> _Material_:
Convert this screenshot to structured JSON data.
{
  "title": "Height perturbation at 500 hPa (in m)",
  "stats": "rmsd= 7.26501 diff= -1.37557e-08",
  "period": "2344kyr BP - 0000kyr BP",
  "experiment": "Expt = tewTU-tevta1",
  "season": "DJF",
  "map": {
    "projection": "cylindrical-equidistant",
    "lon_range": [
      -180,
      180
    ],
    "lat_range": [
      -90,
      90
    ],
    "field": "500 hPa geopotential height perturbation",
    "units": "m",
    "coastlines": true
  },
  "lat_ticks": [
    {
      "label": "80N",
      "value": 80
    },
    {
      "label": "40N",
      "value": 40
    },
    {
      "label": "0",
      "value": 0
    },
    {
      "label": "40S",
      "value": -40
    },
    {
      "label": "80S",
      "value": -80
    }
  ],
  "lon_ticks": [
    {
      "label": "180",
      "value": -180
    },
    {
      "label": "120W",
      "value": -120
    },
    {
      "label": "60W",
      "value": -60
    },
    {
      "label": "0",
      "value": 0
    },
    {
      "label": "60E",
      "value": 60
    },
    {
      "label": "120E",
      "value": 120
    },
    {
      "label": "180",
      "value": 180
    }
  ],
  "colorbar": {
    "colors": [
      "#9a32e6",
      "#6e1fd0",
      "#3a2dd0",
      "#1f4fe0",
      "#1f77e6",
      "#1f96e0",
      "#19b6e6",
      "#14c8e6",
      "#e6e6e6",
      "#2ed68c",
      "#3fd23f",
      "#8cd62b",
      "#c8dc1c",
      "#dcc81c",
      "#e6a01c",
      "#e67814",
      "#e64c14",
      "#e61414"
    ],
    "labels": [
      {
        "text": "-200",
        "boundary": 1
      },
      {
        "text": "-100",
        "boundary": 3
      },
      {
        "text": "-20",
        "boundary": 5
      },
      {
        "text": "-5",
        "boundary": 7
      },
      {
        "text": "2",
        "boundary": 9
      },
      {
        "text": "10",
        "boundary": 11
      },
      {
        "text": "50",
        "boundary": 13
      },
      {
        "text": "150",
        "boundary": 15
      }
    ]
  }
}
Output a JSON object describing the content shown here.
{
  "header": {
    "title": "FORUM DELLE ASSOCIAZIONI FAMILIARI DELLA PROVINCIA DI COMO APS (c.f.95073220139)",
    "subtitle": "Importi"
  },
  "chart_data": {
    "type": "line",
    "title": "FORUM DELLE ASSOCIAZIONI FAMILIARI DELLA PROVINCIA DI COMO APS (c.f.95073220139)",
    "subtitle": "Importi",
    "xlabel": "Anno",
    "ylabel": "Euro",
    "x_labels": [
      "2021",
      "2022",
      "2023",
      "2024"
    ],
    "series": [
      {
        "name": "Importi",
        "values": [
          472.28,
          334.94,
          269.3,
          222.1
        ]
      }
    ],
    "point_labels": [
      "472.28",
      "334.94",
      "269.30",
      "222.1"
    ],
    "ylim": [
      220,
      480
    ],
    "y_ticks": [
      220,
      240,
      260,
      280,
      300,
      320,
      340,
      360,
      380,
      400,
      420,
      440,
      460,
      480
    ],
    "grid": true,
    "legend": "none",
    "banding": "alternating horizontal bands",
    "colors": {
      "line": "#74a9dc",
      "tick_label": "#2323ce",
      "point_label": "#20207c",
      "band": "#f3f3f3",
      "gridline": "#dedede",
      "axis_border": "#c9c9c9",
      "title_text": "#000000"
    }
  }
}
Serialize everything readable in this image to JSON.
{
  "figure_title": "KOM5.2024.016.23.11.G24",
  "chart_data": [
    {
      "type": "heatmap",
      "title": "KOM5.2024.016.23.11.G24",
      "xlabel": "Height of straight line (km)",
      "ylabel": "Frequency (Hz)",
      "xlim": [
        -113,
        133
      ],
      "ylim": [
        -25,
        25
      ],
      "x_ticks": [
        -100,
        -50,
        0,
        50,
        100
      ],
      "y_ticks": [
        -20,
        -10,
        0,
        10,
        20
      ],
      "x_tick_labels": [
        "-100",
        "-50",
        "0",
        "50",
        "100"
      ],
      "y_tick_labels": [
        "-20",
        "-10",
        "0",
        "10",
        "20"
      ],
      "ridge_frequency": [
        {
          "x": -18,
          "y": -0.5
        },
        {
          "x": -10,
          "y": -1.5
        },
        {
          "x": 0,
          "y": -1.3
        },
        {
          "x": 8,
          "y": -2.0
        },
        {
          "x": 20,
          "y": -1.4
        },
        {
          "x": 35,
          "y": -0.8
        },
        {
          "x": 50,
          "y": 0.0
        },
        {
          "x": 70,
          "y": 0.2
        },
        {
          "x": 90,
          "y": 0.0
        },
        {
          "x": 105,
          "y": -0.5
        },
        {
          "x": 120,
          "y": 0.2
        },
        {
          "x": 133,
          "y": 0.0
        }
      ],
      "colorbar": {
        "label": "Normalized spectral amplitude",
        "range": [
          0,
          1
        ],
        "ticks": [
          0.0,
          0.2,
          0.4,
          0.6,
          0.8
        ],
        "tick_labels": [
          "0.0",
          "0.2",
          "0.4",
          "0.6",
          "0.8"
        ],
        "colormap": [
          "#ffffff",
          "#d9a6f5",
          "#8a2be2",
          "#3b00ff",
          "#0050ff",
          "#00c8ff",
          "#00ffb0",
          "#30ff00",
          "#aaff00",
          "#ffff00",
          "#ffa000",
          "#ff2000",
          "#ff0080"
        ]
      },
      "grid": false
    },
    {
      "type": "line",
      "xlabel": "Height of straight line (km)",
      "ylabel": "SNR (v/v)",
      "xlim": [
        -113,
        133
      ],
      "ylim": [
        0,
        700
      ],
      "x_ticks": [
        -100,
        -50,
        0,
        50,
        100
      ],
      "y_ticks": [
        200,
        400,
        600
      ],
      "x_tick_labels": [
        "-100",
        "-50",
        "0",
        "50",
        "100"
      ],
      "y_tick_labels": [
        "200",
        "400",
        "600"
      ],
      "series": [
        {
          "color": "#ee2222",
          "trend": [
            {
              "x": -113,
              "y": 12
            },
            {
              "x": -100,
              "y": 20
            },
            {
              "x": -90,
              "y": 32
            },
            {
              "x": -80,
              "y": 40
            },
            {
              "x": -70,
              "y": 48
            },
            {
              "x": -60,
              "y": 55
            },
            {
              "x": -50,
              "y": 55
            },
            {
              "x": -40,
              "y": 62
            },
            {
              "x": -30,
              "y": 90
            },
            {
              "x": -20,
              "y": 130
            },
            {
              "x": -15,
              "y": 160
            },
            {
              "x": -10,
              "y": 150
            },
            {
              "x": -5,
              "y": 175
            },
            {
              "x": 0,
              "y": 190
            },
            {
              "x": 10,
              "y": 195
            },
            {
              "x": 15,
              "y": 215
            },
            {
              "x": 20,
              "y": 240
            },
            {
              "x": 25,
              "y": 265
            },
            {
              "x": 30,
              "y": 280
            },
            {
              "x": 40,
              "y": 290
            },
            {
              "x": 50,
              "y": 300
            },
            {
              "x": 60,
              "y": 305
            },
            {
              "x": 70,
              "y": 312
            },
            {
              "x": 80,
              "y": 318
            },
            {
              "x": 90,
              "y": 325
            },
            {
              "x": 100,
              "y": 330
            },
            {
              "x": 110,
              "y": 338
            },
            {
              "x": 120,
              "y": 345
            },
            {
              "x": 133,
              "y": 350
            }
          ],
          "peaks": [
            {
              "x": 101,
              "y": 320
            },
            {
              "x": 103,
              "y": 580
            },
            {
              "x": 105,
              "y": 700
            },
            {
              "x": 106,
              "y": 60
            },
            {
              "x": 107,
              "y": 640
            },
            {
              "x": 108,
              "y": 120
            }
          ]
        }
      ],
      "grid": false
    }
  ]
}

> _Stated task_: Type the material above out again, exactly.

> _Output_:
Convert this screenshot to structured JSON data.
{
  "title": "Height perturbation at 500 hPa (in m)",
  "stats": "rmsd= 7.26501 diff= -1.37557e-08",
  "period": "2344kyr BP - 0000kyr BP",
  "experiment": "Expt = tewTU-tevta1",
  "season": "DJF",
  "map": {
    "projection": "cylindrical-equidistant",
    "lon_range": [
      -180,
      180
    ],
    "lat_range": [
      -90,
      90
    ],
    "field": "500 hPa geopotential height perturbation",
    "units": "m",
    "coastlines": true
  },
  "lat_ticks": [
    {
      "label": "80N",
      "value": 80
    },
    {
      "label": "40N",
      "value": 40
    },
    {
      "label": "0",
      "value": 0
    },
    {
      "label": "40S",
      "value": -40
    },
    {
      "label": "80S",
      "value": -80
    }
  ],
  "lon_ticks": [
    {
      "label": "180",
      "value": -180
    },
    {
      "label": "120W",
      "value": -120
    },
    {
      "label": "60W",
      "value": -60
    },
    {
      "label": "0",
      "value": 0
    },
    {
      "label": "60E",
      "value": 60
    },
    {
      "label": "120E",
      "value": 120
    },
    {
      "label": "180",
      "value": 180
    }
  ],
  "colorbar": {
    "colors": [
      "#9a32e6",
      "#6e1fd0",
      "#3a2dd0",
      "#1f4fe0",
      "#1f77e6",
      "#1f96e0",
      "#19b6e6",
      "#14c8e6",
      "#e6e6e6",
      "#2ed68c",
      "#3fd23f",
      "#8cd62b",
      "#c8dc1c",
      "#dcc81c",
      "#e6a01c",
      "#e67814",
      "#e64c14",
      "#e61414"
    ],
    "labels": [
      {
        "text": "-200",
        "boundary": 1
      },
      {
        "text": "-100",
        "boundary": 3
      },
      {
        "text": "-20",
        "boundary": 5
      },
      {
        "text": "-5",
        "boundary": 7
      },
      {
        "text": "2",
        "boundary": 9
      },
      {
        "text": "10",
        "boundary": 11
      },
      {
        "text": "50",
        "boundary": 13
      },
      {
        "text": "150",
        "boundary": 15
      }
    ]
  }
}
Output a JSON object describing the content shown here.
{
  "header": {
    "title": "FORUM DELLE ASSOCIAZIONI FAMILIARI DELLA PROVINCIA DI COMO APS (c.f.95073220139)",
    "subtitle": "Importi"
  },
  "chart_data": {
    "type": "line",
    "title": "FORUM DELLE ASSOCIAZIONI FAMILIARI DELLA PROVINCIA DI COMO APS (c.f.95073220139)",
    "subtitle": "Importi",
    "xlabel": "Anno",
    "ylabel": "Euro",
    "x_labels": [
      "2021",
      "2022",
      "2023",
      "2024"
    ],
    "series": [
      {
        "name": "Importi",
        "values": [
          472.28,
          334.94,
          269.3,
          222.1
        ]
      }
    ],
    "point_labels": [
      "472.28",
      "334.94",
      "269.30",
      "222.1"
    ],
    "ylim": [
      220,
      480
    ],
    "y_ticks": [
      220,
      240,
      260,
      280,
      300,
      320,
      340,
      360,
      380,
      400,
      420,
      440,
      460,
      480
    ],
    "grid": true,
    "legend": "none",
    "banding": "alternating horizontal bands",
    "colors": {
      "line": "#74a9dc",
      "tick_label": "#2323ce",
      "point_label": "#20207c",
      "band": "#f3f3f3",
      "gridline": "#dedede",
      "axis_border": "#c9c9c9",
      "title_text": "#000000"
    }
  }
}
Serialize everything readable in this image to JSON.
{
  "figure_title": "KOM5.2024.016.23.11.G24",
  "chart_data": [
    {
      "type": "heatmap",
      "title": "KOM5.2024.016.23.11.G24",
      "xlabel": "Height of straight line (km)",
      "ylabel": "Frequency (Hz)",
      "xlim": [
        -113,
        133
      ],
      "ylim": [
        -25,
        25
      ],
      "x_ticks": [
        -100,
        -50,
        0,
        50,
        100
      ],
      "y_ticks": [
        -20,
        -10,
        0,
        10,
        20
      ],
      "x_tick_labels": [
        "-100",
        "-50",
        "0",
        "50",
        "100"
      ],
      "y_tick_labels": [
        "-20",
        "-10",
        "0",
        "10",
        "20"
      ],
      "ridge_frequency": [
        {
          "x": -18,
          "y": -0.5
        },
        {
          "x": -10,
          "y": -1.5
        },
        {
          "x": 0,
          "y": -1.3
        },
        {
          "x": 8,
          "y": -2.0
        },
        {
          "x": 20,
          "y": -1.4
        },
        {
          "x": 35,
          "y": -0.8
        },
        {
          "x": 50,
          "y": 0.0
        },
        {
          "x": 70,
          "y": 0.2
        },
        {
          "x": 90,
          "y": 0.0
        },
        {
          "x": 105,
          "y": -0.5
        },
        {
          "x": 120,
          "y": 0.2
        },
        {
          "x": 133,
          "y": 0.0
        }
      ],
      "colorbar": {
        "label": "Normalized spectral amplitude",
        "range": [
          0,
          1
        ],
        "ticks": [
          0.0,
          0.2,
          0.4,
          0.6,
          0.8
        ],
        "tick_labels": [
          "0.0",
          "0.2",
          "0.4",
          "0.6",
          "0.8"
        ],
        "colormap": [
          "#ffffff",
          "#d9a6f5",
          "#8a2be2",
          "#3b00ff",
          "#0050ff",
          "#00c8ff",
          "#00ffb0",
          "#30ff00",
          "#aaff00",
          "#ffff00",
          "#ffa000",
          "#ff2000",
          "#ff0080"
        ]
      },
      "grid": false
    },
    {
      "type": "line",
      "xlabel": "Height of straight line (km)",
      "ylabel": "SNR (v/v)",
      "xlim": [
        -113,
        133
      ],
      "ylim": [
        0,
        700
      ],
      "x_ticks": [
        -100,
        -50,
        0,
        50,
        100
      ],
      "y_ticks": [
        200,
        400,
        600
      ],
      "x_tick_labels": [
        "-100",
        "-50",
        "0",
        "50",
        "100"
      ],
      "y_tick_labels": [
        "200",
        "400",
        "600"
      ],
      "series": [
        {
          "color": "#ee2222",
          "trend": [
            {
              "x": -113,
              "y": 12
            },
            {
              "x": -100,
              "y": 20
            },
            {
              "x": -90,
              "y": 32
            },
            {
              "x": -80,
              "y": 40
            },
            {
              "x": -70,
              "y": 48
            },
            {
              "x": -60,
              "y": 55
            },
            {
              "x": -50,
              "y": 55
            },
            {
              "x": -40,
              "y": 62
            },
            {
              "x": -30,
              "y": 90
            },
            {
              "x": -20,
              "y": 130
            },
            {
              "x": -15,
              "y": 160
            },
            {
              "x": -10,
              "y": 150
            },
            {
              "x": -5,
              "y": 175
            },
            {
              "x": 0,
              "y": 190
            },
            {
              "x": 10,
              "y": 195
            },
            {
              "x": 15,
              "y": 215
            },
            {
              "x": 20,
              "y": 240
            },
            {
              "x": 25,
              "y": 265
            },
            {
              "x": 30,
              "y": 280
            },
            {
              "x": 40,
              "y": 290
            },
            {
              "x": 50,
              "y": 300
            },
            {
              "x": 60,
              "y": 305
            },
            {
              "x": 70,
              "y": 312
            },
            {
              "x": 80,
              "y": 318
            },
            {
              "x": 90,
              "y": 325
            },
            {
              "x": 100,
              "y": 330
            },
            {
              "x": 110,
              "y": 338
            },
            {
              "x": 120,
              "y": 345
            },
            {
              "x": 133,
              "y": 350
            }
          ],
          "peaks": [
            {
              "x": 101,
              "y": 320
            },
            {
              "x": 103,
              "y": 580
            },
            {
              "x": 105,
              "y": 700
            },
            {
              "x": 106,
              "y": 60
            },
            {
              "x": 107,
              "y": 640
            },
            {
              "x": 108,
              "y": 120
            }
          ]
        }
      ],
      "grid": false
    }
  ]
}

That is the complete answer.